** START OF RECORDS SUPPLIED **

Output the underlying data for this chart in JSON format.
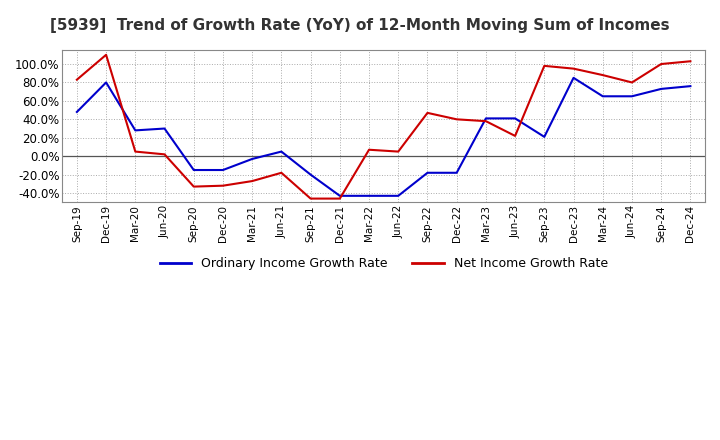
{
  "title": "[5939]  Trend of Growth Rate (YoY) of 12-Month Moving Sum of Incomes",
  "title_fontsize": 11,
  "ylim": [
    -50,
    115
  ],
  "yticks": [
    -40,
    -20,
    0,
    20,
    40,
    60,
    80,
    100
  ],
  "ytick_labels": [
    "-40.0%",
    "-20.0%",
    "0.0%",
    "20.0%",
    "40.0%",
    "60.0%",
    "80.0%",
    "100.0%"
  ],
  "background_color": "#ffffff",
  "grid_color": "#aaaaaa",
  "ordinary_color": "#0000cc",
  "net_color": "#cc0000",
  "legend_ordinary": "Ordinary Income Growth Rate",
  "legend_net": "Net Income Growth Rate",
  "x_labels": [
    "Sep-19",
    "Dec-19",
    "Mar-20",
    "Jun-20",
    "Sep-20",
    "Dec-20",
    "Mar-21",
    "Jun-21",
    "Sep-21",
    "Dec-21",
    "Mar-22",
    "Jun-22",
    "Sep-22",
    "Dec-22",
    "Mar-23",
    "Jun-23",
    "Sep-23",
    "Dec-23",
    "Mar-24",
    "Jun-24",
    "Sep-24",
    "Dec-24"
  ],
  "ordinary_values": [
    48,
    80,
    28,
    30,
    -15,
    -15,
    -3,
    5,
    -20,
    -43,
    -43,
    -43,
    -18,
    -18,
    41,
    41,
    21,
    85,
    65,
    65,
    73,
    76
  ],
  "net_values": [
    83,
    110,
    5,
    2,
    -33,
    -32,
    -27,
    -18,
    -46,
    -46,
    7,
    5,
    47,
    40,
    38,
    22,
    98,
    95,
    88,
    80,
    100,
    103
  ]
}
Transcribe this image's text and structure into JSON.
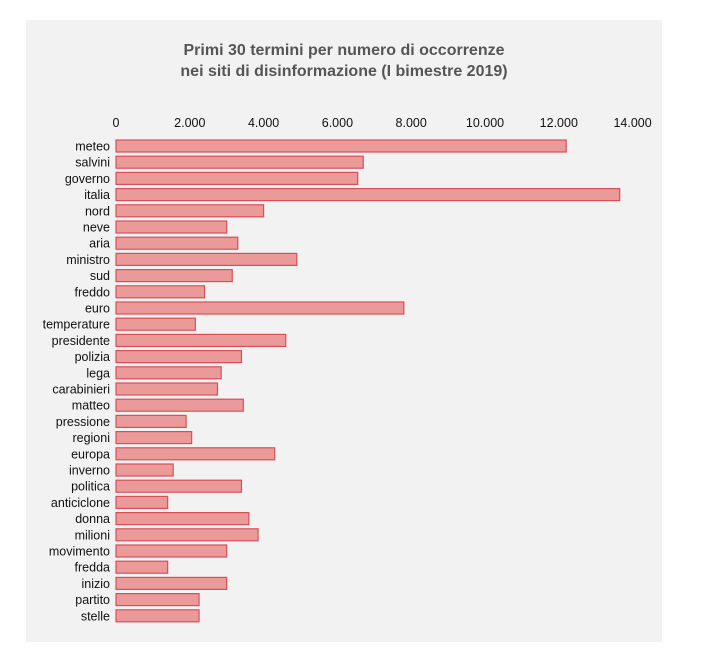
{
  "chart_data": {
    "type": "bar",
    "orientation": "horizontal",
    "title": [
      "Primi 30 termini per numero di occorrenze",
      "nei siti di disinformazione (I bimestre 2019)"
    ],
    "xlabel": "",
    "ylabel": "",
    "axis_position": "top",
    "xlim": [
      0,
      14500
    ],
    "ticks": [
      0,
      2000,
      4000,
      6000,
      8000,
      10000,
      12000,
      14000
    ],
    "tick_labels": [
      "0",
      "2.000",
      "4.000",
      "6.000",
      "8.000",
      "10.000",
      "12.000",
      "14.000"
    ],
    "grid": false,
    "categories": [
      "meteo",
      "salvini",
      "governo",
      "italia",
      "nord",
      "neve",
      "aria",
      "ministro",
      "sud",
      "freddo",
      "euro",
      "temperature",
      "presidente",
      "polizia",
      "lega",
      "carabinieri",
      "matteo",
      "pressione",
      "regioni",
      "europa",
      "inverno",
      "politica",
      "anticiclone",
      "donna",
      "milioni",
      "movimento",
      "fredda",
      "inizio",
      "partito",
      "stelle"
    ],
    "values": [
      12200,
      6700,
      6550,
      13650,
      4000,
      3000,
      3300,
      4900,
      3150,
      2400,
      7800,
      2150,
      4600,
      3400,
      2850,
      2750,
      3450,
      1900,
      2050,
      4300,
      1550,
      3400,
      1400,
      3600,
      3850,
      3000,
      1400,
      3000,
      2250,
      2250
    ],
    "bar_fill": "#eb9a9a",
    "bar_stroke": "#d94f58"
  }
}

** END OF RECORDS SUPPLIED **
** START OF RECORDS SUPPLIED **

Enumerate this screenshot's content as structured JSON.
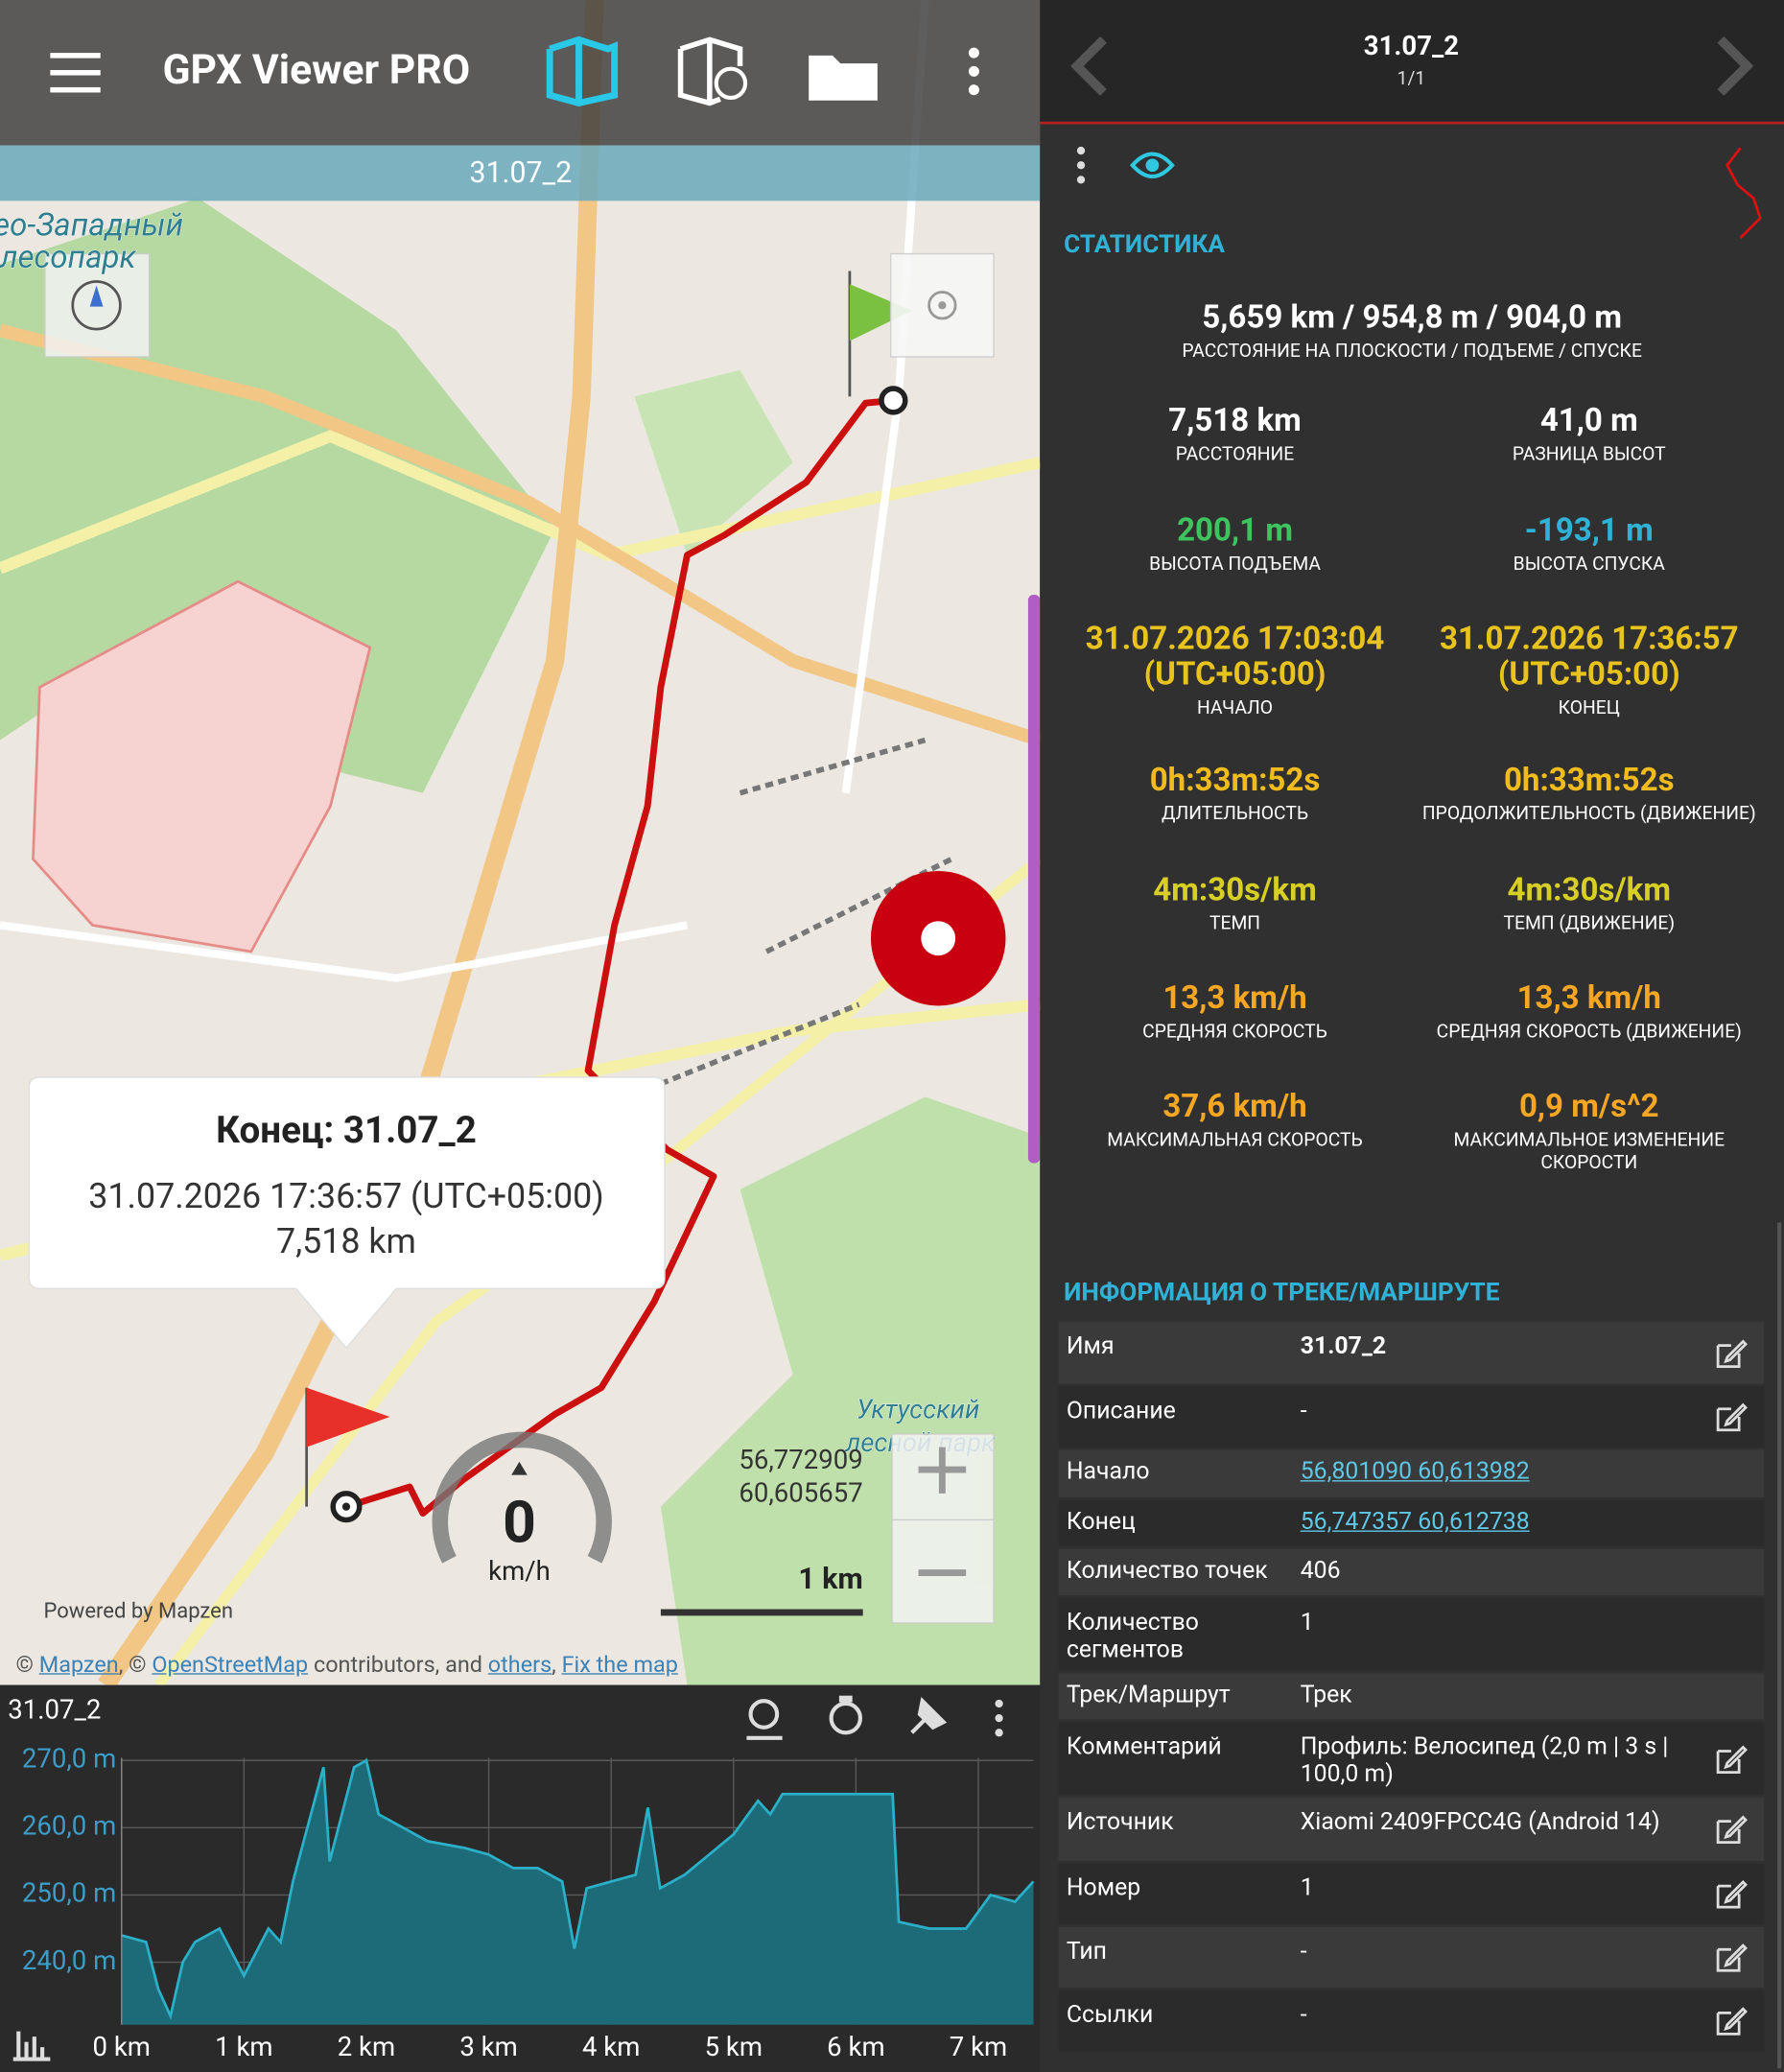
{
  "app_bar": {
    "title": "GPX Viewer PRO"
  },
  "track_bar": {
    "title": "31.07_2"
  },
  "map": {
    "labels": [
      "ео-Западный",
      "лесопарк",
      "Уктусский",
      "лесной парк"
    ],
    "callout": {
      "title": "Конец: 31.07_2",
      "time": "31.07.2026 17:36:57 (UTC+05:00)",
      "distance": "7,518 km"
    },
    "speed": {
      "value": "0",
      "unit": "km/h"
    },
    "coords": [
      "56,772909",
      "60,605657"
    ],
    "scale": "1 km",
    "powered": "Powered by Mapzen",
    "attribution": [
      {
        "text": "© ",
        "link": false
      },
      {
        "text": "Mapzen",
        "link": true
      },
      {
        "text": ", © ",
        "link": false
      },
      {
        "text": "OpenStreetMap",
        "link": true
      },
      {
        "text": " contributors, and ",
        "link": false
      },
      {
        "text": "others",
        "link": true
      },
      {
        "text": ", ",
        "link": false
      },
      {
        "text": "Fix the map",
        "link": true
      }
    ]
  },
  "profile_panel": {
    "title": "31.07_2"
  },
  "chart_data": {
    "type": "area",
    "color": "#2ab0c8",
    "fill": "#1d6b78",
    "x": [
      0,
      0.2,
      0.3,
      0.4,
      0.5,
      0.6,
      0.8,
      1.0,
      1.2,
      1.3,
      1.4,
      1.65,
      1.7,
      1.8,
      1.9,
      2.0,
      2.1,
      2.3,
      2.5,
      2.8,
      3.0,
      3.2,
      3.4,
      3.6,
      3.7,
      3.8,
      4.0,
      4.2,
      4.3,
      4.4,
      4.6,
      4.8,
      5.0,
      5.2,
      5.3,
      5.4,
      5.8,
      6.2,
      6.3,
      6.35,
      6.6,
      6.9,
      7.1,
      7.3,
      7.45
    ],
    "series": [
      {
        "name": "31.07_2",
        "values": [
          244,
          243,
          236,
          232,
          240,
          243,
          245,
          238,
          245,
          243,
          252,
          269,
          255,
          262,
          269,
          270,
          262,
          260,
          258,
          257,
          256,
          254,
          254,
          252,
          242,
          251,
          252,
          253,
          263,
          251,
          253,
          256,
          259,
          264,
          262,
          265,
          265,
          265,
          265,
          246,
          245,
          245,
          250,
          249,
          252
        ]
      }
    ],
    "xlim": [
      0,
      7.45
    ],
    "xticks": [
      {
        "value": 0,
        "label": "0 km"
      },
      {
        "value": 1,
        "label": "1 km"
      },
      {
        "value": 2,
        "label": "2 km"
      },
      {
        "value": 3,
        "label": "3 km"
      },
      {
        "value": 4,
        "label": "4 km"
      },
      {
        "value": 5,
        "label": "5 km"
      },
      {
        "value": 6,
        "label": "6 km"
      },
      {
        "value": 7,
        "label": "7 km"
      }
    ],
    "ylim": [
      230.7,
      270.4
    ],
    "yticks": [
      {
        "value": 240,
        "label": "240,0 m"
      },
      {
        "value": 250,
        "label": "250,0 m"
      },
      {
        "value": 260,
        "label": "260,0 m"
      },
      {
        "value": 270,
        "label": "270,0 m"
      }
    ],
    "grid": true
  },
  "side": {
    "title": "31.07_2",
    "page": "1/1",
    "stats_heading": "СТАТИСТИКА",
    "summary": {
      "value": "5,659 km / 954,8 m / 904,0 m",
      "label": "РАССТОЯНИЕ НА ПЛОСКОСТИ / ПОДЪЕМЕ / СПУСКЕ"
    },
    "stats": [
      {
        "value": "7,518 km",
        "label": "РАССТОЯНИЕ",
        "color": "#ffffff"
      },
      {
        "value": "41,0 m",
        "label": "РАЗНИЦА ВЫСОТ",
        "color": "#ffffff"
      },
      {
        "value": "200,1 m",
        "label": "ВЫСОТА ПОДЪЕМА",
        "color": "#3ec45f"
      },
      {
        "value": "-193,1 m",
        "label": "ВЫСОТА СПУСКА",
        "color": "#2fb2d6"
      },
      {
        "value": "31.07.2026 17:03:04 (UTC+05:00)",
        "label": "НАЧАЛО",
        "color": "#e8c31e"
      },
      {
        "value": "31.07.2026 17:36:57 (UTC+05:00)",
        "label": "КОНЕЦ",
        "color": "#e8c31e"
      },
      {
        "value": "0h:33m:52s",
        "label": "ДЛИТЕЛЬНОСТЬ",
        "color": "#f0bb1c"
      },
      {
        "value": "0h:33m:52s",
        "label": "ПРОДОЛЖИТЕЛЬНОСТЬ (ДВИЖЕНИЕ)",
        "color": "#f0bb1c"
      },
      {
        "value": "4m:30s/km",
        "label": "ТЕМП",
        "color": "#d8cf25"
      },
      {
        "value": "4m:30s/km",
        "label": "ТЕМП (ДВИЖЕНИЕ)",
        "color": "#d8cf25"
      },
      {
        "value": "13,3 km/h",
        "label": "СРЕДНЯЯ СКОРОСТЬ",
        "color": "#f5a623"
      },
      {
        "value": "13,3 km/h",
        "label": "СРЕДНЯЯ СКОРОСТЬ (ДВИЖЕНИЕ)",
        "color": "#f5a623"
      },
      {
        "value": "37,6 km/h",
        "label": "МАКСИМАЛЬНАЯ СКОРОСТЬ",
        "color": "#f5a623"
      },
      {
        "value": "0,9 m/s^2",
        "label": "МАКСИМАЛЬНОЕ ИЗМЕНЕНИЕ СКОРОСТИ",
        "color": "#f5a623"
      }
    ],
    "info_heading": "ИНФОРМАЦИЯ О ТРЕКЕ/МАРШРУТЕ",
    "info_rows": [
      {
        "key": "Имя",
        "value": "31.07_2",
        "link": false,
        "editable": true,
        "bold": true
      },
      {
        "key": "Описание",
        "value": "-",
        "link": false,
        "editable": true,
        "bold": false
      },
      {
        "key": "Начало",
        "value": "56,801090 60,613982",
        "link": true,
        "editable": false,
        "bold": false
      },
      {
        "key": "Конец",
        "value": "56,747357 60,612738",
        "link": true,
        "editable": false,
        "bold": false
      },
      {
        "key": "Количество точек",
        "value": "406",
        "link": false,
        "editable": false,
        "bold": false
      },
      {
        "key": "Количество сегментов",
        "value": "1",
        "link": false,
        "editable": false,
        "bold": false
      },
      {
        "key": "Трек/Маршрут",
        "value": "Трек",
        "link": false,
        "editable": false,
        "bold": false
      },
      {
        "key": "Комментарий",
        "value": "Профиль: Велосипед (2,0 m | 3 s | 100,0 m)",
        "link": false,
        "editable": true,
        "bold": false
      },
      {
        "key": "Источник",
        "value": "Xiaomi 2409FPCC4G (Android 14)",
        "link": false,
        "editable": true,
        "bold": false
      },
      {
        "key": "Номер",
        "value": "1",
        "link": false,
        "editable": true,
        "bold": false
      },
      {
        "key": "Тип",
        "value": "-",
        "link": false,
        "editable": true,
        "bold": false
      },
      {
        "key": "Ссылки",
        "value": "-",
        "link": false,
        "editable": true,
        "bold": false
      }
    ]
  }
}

** END OF RECORDS SUPPLIED **
** START OF RECORDS SUPPLIED **

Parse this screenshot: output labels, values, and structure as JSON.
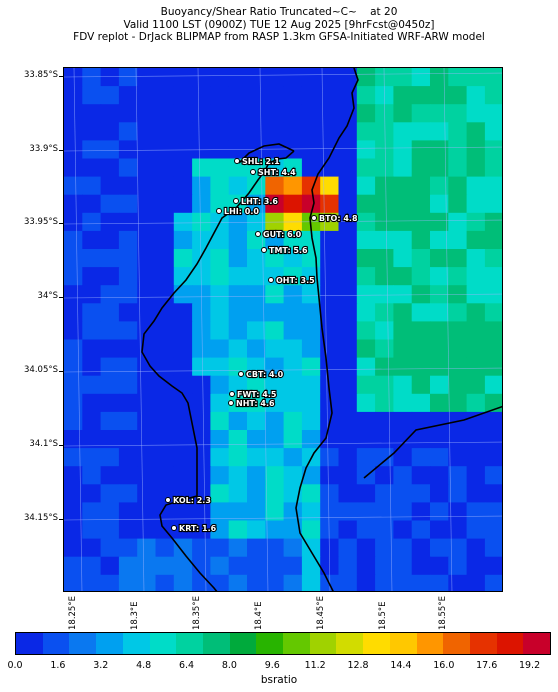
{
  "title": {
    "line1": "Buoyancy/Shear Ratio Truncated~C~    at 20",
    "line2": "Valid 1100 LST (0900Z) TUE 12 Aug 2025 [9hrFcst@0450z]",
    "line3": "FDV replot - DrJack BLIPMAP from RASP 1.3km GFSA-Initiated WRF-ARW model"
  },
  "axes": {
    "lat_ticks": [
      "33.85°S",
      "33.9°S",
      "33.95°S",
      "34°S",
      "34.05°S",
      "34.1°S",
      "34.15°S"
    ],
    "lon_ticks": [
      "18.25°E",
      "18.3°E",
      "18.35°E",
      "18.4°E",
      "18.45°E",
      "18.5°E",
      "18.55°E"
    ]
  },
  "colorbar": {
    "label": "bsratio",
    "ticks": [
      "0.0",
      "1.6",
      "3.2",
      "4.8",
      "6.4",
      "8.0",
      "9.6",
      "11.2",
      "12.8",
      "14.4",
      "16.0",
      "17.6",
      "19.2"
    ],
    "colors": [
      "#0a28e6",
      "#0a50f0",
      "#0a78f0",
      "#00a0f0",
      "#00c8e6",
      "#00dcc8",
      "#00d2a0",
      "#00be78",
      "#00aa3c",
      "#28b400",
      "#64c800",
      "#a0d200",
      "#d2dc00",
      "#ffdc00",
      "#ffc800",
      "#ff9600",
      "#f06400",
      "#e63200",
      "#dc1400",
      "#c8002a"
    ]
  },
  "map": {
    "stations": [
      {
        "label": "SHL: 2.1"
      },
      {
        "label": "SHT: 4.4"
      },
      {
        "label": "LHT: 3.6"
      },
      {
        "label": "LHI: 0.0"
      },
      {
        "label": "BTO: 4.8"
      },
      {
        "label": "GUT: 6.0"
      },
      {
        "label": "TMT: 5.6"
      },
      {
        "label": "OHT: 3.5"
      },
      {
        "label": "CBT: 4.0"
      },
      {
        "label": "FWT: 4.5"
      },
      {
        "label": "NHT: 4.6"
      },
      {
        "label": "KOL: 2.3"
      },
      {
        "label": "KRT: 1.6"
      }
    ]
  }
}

** END OF RECORDS SUPPLIED **

- **AIM**
Pick out the lines that contain "Mapzen" and copy them.

- **RESULT**
    "powered": "Powered by Mapzen",
        "text": "Mapzen",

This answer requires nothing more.